WORK REQUIRED:
Will you transcribe all the entries word for word, skipping the pictures they hold?

EXERCISE MATERIALS:
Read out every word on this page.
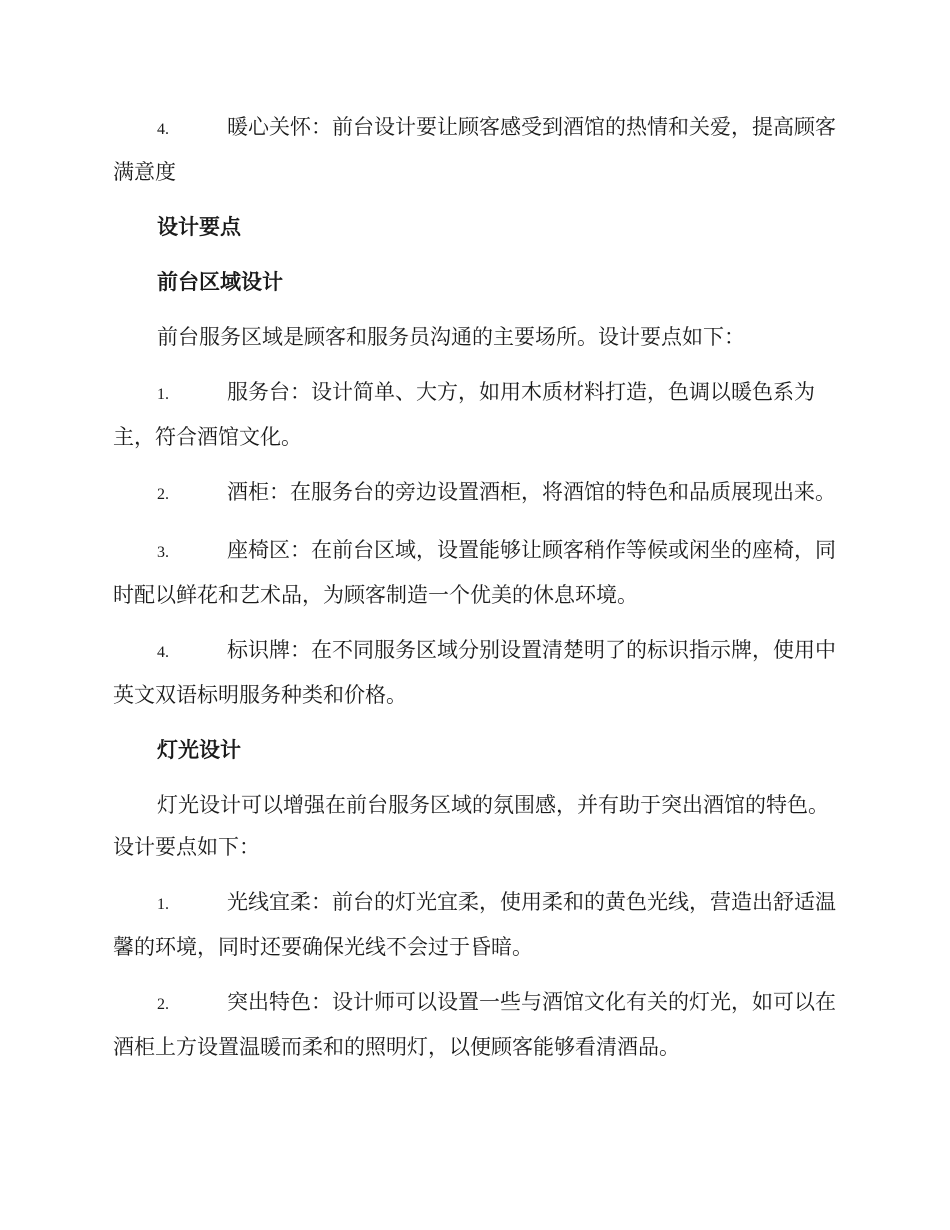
4.	暖心关怀：前台设计要让顾客感受到酒馆的热情和关爱，提高顾客满意度

设计要点

前台区域设计

前台服务区域是顾客和服务员沟通的主要场所。设计要点如下：

1.	服务台：设计简单、大方，如用木质材料打造，色调以暖色系为主，符合酒馆文化。

2.	酒柜：在服务台的旁边设置酒柜，将酒馆的特色和品质展现出来。

3.	座椅区：在前台区域，设置能够让顾客稍作等候或闲坐的座椅，同时配以鲜花和艺术品，为顾客制造一个优美的休息环境。

4.	标识牌：在不同服务区域分别设置清楚明了的标识指示牌，使用中英文双语标明服务种类和价格。

灯光设计

灯光设计可以增强在前台服务区域的氛围感，并有助于突出酒馆的特色。设计要点如下：

1.	光线宜柔：前台的灯光宜柔，使用柔和的黄色光线，营造出舒适温馨的环境，同时还要确保光线不会过于昏暗。

2.	突出特色：设计师可以设置一些与酒馆文化有关的灯光，如可以在酒柜上方设置温暖而柔和的照明灯，以便顾客能够看清酒品。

FINISHED EXERCISE:
Read out every word on this page.
4.	暖心关怀：前台设计要让顾客感受到酒馆的热情和关爱，提高顾客满意度

设计要点

前台区域设计

前台服务区域是顾客和服务员沟通的主要场所。设计要点如下：

1.	服务台：设计简单、大方，如用木质材料打造，色调以暖色系为主，符合酒馆文化。

2.	酒柜：在服务台的旁边设置酒柜，将酒馆的特色和品质展现出来。

3.	座椅区：在前台区域，设置能够让顾客稍作等候或闲坐的座椅，同时配以鲜花和艺术品，为顾客制造一个优美的休息环境。

4.	标识牌：在不同服务区域分别设置清楚明了的标识指示牌，使用中英文双语标明服务种类和价格。

灯光设计

灯光设计可以增强在前台服务区域的氛围感，并有助于突出酒馆的特色。设计要点如下：

1.	光线宜柔：前台的灯光宜柔，使用柔和的黄色光线，营造出舒适温馨的环境，同时还要确保光线不会过于昏暗。

2.	突出特色：设计师可以设置一些与酒馆文化有关的灯光，如可以在酒柜上方设置温暖而柔和的照明灯，以便顾客能够看清酒品。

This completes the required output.